[Direction]
Your task is to copy the listing exactly. Drop any pictures from the copy.

╔══

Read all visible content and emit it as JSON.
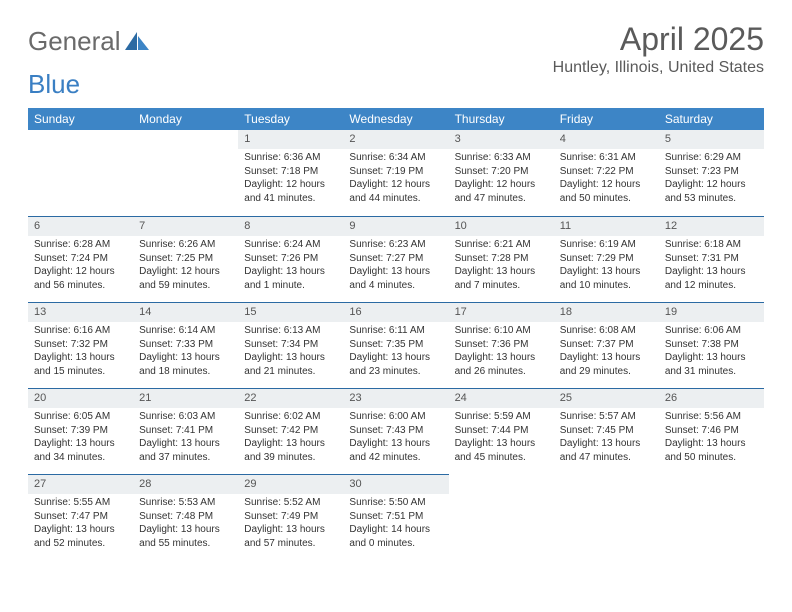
{
  "brand": {
    "part1": "General",
    "part2": "Blue"
  },
  "title": "April 2025",
  "location": "Huntley, Illinois, United States",
  "colors": {
    "header_bg": "#3d85c6",
    "header_text": "#ffffff",
    "daynum_bg": "#eceff1",
    "row_divider": "#2b6aa3",
    "text": "#333333",
    "title_color": "#5a5a5a",
    "logo_gray": "#6a6a6a",
    "logo_blue": "#3a7fc3"
  },
  "weekdays": [
    "Sunday",
    "Monday",
    "Tuesday",
    "Wednesday",
    "Thursday",
    "Friday",
    "Saturday"
  ],
  "weeks": [
    [
      null,
      null,
      {
        "n": "1",
        "sr": "Sunrise: 6:36 AM",
        "ss": "Sunset: 7:18 PM",
        "d1": "Daylight: 12 hours",
        "d2": "and 41 minutes."
      },
      {
        "n": "2",
        "sr": "Sunrise: 6:34 AM",
        "ss": "Sunset: 7:19 PM",
        "d1": "Daylight: 12 hours",
        "d2": "and 44 minutes."
      },
      {
        "n": "3",
        "sr": "Sunrise: 6:33 AM",
        "ss": "Sunset: 7:20 PM",
        "d1": "Daylight: 12 hours",
        "d2": "and 47 minutes."
      },
      {
        "n": "4",
        "sr": "Sunrise: 6:31 AM",
        "ss": "Sunset: 7:22 PM",
        "d1": "Daylight: 12 hours",
        "d2": "and 50 minutes."
      },
      {
        "n": "5",
        "sr": "Sunrise: 6:29 AM",
        "ss": "Sunset: 7:23 PM",
        "d1": "Daylight: 12 hours",
        "d2": "and 53 minutes."
      }
    ],
    [
      {
        "n": "6",
        "sr": "Sunrise: 6:28 AM",
        "ss": "Sunset: 7:24 PM",
        "d1": "Daylight: 12 hours",
        "d2": "and 56 minutes."
      },
      {
        "n": "7",
        "sr": "Sunrise: 6:26 AM",
        "ss": "Sunset: 7:25 PM",
        "d1": "Daylight: 12 hours",
        "d2": "and 59 minutes."
      },
      {
        "n": "8",
        "sr": "Sunrise: 6:24 AM",
        "ss": "Sunset: 7:26 PM",
        "d1": "Daylight: 13 hours",
        "d2": "and 1 minute."
      },
      {
        "n": "9",
        "sr": "Sunrise: 6:23 AM",
        "ss": "Sunset: 7:27 PM",
        "d1": "Daylight: 13 hours",
        "d2": "and 4 minutes."
      },
      {
        "n": "10",
        "sr": "Sunrise: 6:21 AM",
        "ss": "Sunset: 7:28 PM",
        "d1": "Daylight: 13 hours",
        "d2": "and 7 minutes."
      },
      {
        "n": "11",
        "sr": "Sunrise: 6:19 AM",
        "ss": "Sunset: 7:29 PM",
        "d1": "Daylight: 13 hours",
        "d2": "and 10 minutes."
      },
      {
        "n": "12",
        "sr": "Sunrise: 6:18 AM",
        "ss": "Sunset: 7:31 PM",
        "d1": "Daylight: 13 hours",
        "d2": "and 12 minutes."
      }
    ],
    [
      {
        "n": "13",
        "sr": "Sunrise: 6:16 AM",
        "ss": "Sunset: 7:32 PM",
        "d1": "Daylight: 13 hours",
        "d2": "and 15 minutes."
      },
      {
        "n": "14",
        "sr": "Sunrise: 6:14 AM",
        "ss": "Sunset: 7:33 PM",
        "d1": "Daylight: 13 hours",
        "d2": "and 18 minutes."
      },
      {
        "n": "15",
        "sr": "Sunrise: 6:13 AM",
        "ss": "Sunset: 7:34 PM",
        "d1": "Daylight: 13 hours",
        "d2": "and 21 minutes."
      },
      {
        "n": "16",
        "sr": "Sunrise: 6:11 AM",
        "ss": "Sunset: 7:35 PM",
        "d1": "Daylight: 13 hours",
        "d2": "and 23 minutes."
      },
      {
        "n": "17",
        "sr": "Sunrise: 6:10 AM",
        "ss": "Sunset: 7:36 PM",
        "d1": "Daylight: 13 hours",
        "d2": "and 26 minutes."
      },
      {
        "n": "18",
        "sr": "Sunrise: 6:08 AM",
        "ss": "Sunset: 7:37 PM",
        "d1": "Daylight: 13 hours",
        "d2": "and 29 minutes."
      },
      {
        "n": "19",
        "sr": "Sunrise: 6:06 AM",
        "ss": "Sunset: 7:38 PM",
        "d1": "Daylight: 13 hours",
        "d2": "and 31 minutes."
      }
    ],
    [
      {
        "n": "20",
        "sr": "Sunrise: 6:05 AM",
        "ss": "Sunset: 7:39 PM",
        "d1": "Daylight: 13 hours",
        "d2": "and 34 minutes."
      },
      {
        "n": "21",
        "sr": "Sunrise: 6:03 AM",
        "ss": "Sunset: 7:41 PM",
        "d1": "Daylight: 13 hours",
        "d2": "and 37 minutes."
      },
      {
        "n": "22",
        "sr": "Sunrise: 6:02 AM",
        "ss": "Sunset: 7:42 PM",
        "d1": "Daylight: 13 hours",
        "d2": "and 39 minutes."
      },
      {
        "n": "23",
        "sr": "Sunrise: 6:00 AM",
        "ss": "Sunset: 7:43 PM",
        "d1": "Daylight: 13 hours",
        "d2": "and 42 minutes."
      },
      {
        "n": "24",
        "sr": "Sunrise: 5:59 AM",
        "ss": "Sunset: 7:44 PM",
        "d1": "Daylight: 13 hours",
        "d2": "and 45 minutes."
      },
      {
        "n": "25",
        "sr": "Sunrise: 5:57 AM",
        "ss": "Sunset: 7:45 PM",
        "d1": "Daylight: 13 hours",
        "d2": "and 47 minutes."
      },
      {
        "n": "26",
        "sr": "Sunrise: 5:56 AM",
        "ss": "Sunset: 7:46 PM",
        "d1": "Daylight: 13 hours",
        "d2": "and 50 minutes."
      }
    ],
    [
      {
        "n": "27",
        "sr": "Sunrise: 5:55 AM",
        "ss": "Sunset: 7:47 PM",
        "d1": "Daylight: 13 hours",
        "d2": "and 52 minutes."
      },
      {
        "n": "28",
        "sr": "Sunrise: 5:53 AM",
        "ss": "Sunset: 7:48 PM",
        "d1": "Daylight: 13 hours",
        "d2": "and 55 minutes."
      },
      {
        "n": "29",
        "sr": "Sunrise: 5:52 AM",
        "ss": "Sunset: 7:49 PM",
        "d1": "Daylight: 13 hours",
        "d2": "and 57 minutes."
      },
      {
        "n": "30",
        "sr": "Sunrise: 5:50 AM",
        "ss": "Sunset: 7:51 PM",
        "d1": "Daylight: 14 hours",
        "d2": "and 0 minutes."
      },
      null,
      null,
      null
    ]
  ]
}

╚══

[Task response]
Read all visible content and emit it as JSON.
{
  "brand": {
    "part1": "General",
    "part2": "Blue"
  },
  "title": "April 2025",
  "location": "Huntley, Illinois, United States",
  "colors": {
    "header_bg": "#3d85c6",
    "header_text": "#ffffff",
    "daynum_bg": "#eceff1",
    "row_divider": "#2b6aa3",
    "text": "#333333",
    "title_color": "#5a5a5a",
    "logo_gray": "#6a6a6a",
    "logo_blue": "#3a7fc3"
  },
  "weekdays": [
    "Sunday",
    "Monday",
    "Tuesday",
    "Wednesday",
    "Thursday",
    "Friday",
    "Saturday"
  ],
  "weeks": [
    [
      null,
      null,
      {
        "n": "1",
        "sr": "Sunrise: 6:36 AM",
        "ss": "Sunset: 7:18 PM",
        "d1": "Daylight: 12 hours",
        "d2": "and 41 minutes."
      },
      {
        "n": "2",
        "sr": "Sunrise: 6:34 AM",
        "ss": "Sunset: 7:19 PM",
        "d1": "Daylight: 12 hours",
        "d2": "and 44 minutes."
      },
      {
        "n": "3",
        "sr": "Sunrise: 6:33 AM",
        "ss": "Sunset: 7:20 PM",
        "d1": "Daylight: 12 hours",
        "d2": "and 47 minutes."
      },
      {
        "n": "4",
        "sr": "Sunrise: 6:31 AM",
        "ss": "Sunset: 7:22 PM",
        "d1": "Daylight: 12 hours",
        "d2": "and 50 minutes."
      },
      {
        "n": "5",
        "sr": "Sunrise: 6:29 AM",
        "ss": "Sunset: 7:23 PM",
        "d1": "Daylight: 12 hours",
        "d2": "and 53 minutes."
      }
    ],
    [
      {
        "n": "6",
        "sr": "Sunrise: 6:28 AM",
        "ss": "Sunset: 7:24 PM",
        "d1": "Daylight: 12 hours",
        "d2": "and 56 minutes."
      },
      {
        "n": "7",
        "sr": "Sunrise: 6:26 AM",
        "ss": "Sunset: 7:25 PM",
        "d1": "Daylight: 12 hours",
        "d2": "and 59 minutes."
      },
      {
        "n": "8",
        "sr": "Sunrise: 6:24 AM",
        "ss": "Sunset: 7:26 PM",
        "d1": "Daylight: 13 hours",
        "d2": "and 1 minute."
      },
      {
        "n": "9",
        "sr": "Sunrise: 6:23 AM",
        "ss": "Sunset: 7:27 PM",
        "d1": "Daylight: 13 hours",
        "d2": "and 4 minutes."
      },
      {
        "n": "10",
        "sr": "Sunrise: 6:21 AM",
        "ss": "Sunset: 7:28 PM",
        "d1": "Daylight: 13 hours",
        "d2": "and 7 minutes."
      },
      {
        "n": "11",
        "sr": "Sunrise: 6:19 AM",
        "ss": "Sunset: 7:29 PM",
        "d1": "Daylight: 13 hours",
        "d2": "and 10 minutes."
      },
      {
        "n": "12",
        "sr": "Sunrise: 6:18 AM",
        "ss": "Sunset: 7:31 PM",
        "d1": "Daylight: 13 hours",
        "d2": "and 12 minutes."
      }
    ],
    [
      {
        "n": "13",
        "sr": "Sunrise: 6:16 AM",
        "ss": "Sunset: 7:32 PM",
        "d1": "Daylight: 13 hours",
        "d2": "and 15 minutes."
      },
      {
        "n": "14",
        "sr": "Sunrise: 6:14 AM",
        "ss": "Sunset: 7:33 PM",
        "d1": "Daylight: 13 hours",
        "d2": "and 18 minutes."
      },
      {
        "n": "15",
        "sr": "Sunrise: 6:13 AM",
        "ss": "Sunset: 7:34 PM",
        "d1": "Daylight: 13 hours",
        "d2": "and 21 minutes."
      },
      {
        "n": "16",
        "sr": "Sunrise: 6:11 AM",
        "ss": "Sunset: 7:35 PM",
        "d1": "Daylight: 13 hours",
        "d2": "and 23 minutes."
      },
      {
        "n": "17",
        "sr": "Sunrise: 6:10 AM",
        "ss": "Sunset: 7:36 PM",
        "d1": "Daylight: 13 hours",
        "d2": "and 26 minutes."
      },
      {
        "n": "18",
        "sr": "Sunrise: 6:08 AM",
        "ss": "Sunset: 7:37 PM",
        "d1": "Daylight: 13 hours",
        "d2": "and 29 minutes."
      },
      {
        "n": "19",
        "sr": "Sunrise: 6:06 AM",
        "ss": "Sunset: 7:38 PM",
        "d1": "Daylight: 13 hours",
        "d2": "and 31 minutes."
      }
    ],
    [
      {
        "n": "20",
        "sr": "Sunrise: 6:05 AM",
        "ss": "Sunset: 7:39 PM",
        "d1": "Daylight: 13 hours",
        "d2": "and 34 minutes."
      },
      {
        "n": "21",
        "sr": "Sunrise: 6:03 AM",
        "ss": "Sunset: 7:41 PM",
        "d1": "Daylight: 13 hours",
        "d2": "and 37 minutes."
      },
      {
        "n": "22",
        "sr": "Sunrise: 6:02 AM",
        "ss": "Sunset: 7:42 PM",
        "d1": "Daylight: 13 hours",
        "d2": "and 39 minutes."
      },
      {
        "n": "23",
        "sr": "Sunrise: 6:00 AM",
        "ss": "Sunset: 7:43 PM",
        "d1": "Daylight: 13 hours",
        "d2": "and 42 minutes."
      },
      {
        "n": "24",
        "sr": "Sunrise: 5:59 AM",
        "ss": "Sunset: 7:44 PM",
        "d1": "Daylight: 13 hours",
        "d2": "and 45 minutes."
      },
      {
        "n": "25",
        "sr": "Sunrise: 5:57 AM",
        "ss": "Sunset: 7:45 PM",
        "d1": "Daylight: 13 hours",
        "d2": "and 47 minutes."
      },
      {
        "n": "26",
        "sr": "Sunrise: 5:56 AM",
        "ss": "Sunset: 7:46 PM",
        "d1": "Daylight: 13 hours",
        "d2": "and 50 minutes."
      }
    ],
    [
      {
        "n": "27",
        "sr": "Sunrise: 5:55 AM",
        "ss": "Sunset: 7:47 PM",
        "d1": "Daylight: 13 hours",
        "d2": "and 52 minutes."
      },
      {
        "n": "28",
        "sr": "Sunrise: 5:53 AM",
        "ss": "Sunset: 7:48 PM",
        "d1": "Daylight: 13 hours",
        "d2": "and 55 minutes."
      },
      {
        "n": "29",
        "sr": "Sunrise: 5:52 AM",
        "ss": "Sunset: 7:49 PM",
        "d1": "Daylight: 13 hours",
        "d2": "and 57 minutes."
      },
      {
        "n": "30",
        "sr": "Sunrise: 5:50 AM",
        "ss": "Sunset: 7:51 PM",
        "d1": "Daylight: 14 hours",
        "d2": "and 0 minutes."
      },
      null,
      null,
      null
    ]
  ]
}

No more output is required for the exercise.